(Stored data)

----------------------------------------

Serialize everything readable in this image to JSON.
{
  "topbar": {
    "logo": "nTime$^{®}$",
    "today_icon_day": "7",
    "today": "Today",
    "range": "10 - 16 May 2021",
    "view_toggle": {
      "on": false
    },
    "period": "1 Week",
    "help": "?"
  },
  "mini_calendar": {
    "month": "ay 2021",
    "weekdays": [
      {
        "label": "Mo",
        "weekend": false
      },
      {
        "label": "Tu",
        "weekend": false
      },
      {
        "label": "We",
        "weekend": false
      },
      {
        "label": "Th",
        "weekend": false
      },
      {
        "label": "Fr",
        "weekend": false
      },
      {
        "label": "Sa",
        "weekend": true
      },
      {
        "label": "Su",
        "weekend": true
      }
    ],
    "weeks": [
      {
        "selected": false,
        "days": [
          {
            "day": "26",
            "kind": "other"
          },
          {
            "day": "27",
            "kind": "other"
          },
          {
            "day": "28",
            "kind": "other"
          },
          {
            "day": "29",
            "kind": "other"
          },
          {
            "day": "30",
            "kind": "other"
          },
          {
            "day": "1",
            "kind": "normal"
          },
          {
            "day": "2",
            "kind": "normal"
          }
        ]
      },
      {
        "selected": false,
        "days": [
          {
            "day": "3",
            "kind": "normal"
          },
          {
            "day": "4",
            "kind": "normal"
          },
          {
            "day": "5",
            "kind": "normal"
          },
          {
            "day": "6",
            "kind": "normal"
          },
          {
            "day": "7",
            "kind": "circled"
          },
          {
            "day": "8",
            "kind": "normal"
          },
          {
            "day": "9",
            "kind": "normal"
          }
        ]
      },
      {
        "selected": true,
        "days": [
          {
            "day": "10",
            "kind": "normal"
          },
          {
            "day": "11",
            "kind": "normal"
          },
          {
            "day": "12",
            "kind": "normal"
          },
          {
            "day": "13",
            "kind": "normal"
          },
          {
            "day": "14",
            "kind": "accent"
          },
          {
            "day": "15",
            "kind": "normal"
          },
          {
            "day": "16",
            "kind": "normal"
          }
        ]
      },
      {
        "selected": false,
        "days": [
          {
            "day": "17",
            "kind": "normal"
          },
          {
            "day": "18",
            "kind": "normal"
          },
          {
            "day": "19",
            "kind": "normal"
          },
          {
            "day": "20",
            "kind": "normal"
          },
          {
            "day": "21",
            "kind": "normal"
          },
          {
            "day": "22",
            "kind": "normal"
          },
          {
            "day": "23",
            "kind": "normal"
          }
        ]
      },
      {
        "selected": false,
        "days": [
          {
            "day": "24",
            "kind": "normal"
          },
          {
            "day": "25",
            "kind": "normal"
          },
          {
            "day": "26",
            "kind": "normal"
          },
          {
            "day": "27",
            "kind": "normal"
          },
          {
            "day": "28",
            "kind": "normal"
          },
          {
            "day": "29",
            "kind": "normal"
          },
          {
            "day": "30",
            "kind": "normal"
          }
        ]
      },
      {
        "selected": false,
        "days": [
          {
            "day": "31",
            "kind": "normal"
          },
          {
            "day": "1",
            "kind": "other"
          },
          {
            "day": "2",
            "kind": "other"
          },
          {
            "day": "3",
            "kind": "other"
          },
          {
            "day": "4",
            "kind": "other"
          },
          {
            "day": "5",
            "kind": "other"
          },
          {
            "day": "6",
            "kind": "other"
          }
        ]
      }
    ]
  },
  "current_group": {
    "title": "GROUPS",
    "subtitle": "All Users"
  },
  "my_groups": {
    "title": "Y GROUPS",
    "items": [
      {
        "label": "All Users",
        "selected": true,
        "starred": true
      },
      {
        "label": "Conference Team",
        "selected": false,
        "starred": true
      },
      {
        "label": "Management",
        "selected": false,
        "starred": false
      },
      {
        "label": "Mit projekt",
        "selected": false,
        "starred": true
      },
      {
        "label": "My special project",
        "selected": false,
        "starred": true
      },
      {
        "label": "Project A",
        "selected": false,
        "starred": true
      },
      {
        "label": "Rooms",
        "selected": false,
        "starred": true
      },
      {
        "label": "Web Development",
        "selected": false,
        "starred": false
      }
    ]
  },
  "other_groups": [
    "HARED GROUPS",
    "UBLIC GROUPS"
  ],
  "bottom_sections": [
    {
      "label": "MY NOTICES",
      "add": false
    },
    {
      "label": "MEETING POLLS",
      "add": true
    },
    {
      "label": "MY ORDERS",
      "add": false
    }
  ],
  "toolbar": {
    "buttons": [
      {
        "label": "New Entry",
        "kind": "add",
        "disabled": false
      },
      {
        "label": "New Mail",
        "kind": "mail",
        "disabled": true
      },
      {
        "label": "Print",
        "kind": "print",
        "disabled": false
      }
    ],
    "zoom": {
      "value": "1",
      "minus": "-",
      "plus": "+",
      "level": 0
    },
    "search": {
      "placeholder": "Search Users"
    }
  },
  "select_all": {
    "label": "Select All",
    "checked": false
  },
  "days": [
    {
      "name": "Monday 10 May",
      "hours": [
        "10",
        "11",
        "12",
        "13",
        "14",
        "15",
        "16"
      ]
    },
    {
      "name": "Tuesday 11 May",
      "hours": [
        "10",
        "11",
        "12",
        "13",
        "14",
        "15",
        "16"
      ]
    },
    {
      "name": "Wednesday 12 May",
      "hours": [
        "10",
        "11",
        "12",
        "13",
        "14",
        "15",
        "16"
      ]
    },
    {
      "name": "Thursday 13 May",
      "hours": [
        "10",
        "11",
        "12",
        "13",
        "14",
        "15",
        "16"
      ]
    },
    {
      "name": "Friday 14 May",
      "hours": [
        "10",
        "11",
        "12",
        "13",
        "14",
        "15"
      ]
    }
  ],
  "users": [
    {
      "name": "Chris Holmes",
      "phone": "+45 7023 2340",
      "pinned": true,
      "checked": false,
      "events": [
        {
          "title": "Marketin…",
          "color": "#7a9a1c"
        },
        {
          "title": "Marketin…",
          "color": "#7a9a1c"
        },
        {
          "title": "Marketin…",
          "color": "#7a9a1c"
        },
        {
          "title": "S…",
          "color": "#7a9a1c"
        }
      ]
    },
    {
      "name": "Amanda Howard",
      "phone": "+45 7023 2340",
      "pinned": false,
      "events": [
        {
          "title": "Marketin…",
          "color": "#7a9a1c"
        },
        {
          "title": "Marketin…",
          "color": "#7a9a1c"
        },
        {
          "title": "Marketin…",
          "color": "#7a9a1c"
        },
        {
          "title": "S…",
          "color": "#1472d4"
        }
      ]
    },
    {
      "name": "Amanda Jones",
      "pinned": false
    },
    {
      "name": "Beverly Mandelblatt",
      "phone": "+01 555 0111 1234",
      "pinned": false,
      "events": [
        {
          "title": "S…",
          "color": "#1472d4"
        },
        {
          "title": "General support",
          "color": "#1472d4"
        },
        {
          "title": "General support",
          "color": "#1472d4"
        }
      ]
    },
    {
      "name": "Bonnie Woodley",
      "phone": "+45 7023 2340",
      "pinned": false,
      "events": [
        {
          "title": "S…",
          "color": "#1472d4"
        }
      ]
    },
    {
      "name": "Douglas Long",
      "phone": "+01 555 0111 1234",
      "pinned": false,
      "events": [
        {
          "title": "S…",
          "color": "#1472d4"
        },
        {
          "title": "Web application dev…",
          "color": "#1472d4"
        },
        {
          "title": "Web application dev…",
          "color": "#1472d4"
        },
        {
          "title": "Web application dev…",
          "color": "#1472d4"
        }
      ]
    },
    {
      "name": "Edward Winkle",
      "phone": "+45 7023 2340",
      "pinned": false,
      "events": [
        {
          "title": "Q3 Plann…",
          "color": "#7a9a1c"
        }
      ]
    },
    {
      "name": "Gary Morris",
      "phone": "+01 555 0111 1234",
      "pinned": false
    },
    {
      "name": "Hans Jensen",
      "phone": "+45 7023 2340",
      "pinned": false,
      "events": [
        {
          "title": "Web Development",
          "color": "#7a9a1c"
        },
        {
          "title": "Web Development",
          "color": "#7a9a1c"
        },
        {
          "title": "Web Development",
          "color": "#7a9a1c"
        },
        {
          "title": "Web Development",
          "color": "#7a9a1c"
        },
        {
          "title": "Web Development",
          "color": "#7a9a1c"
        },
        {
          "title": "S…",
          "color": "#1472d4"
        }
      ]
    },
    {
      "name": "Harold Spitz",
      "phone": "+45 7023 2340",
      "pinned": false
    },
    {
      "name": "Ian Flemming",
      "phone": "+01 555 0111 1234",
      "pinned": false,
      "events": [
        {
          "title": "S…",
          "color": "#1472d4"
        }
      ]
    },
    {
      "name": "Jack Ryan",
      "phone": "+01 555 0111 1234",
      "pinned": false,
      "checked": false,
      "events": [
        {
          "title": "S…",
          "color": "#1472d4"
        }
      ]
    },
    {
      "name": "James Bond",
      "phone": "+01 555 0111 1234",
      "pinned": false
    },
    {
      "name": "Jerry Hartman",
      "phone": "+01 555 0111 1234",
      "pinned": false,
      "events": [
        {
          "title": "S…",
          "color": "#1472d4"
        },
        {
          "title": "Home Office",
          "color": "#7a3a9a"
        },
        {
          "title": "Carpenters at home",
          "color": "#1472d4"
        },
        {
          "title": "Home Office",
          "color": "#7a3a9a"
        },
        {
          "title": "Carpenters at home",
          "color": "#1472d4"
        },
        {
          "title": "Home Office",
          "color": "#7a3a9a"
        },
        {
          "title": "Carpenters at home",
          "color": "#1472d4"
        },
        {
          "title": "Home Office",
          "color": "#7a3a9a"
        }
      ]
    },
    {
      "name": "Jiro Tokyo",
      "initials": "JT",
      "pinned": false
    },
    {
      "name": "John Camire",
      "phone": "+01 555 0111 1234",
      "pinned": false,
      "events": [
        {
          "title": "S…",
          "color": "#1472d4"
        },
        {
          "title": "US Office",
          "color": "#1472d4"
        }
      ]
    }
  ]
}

----------------------------------------

# Given exercise
Only lines holding the string "Amanda" are wanted; gather each one from the entries above.

# Finished exercise
      "name": "Amanda Howard",
      "name": "Amanda Jones",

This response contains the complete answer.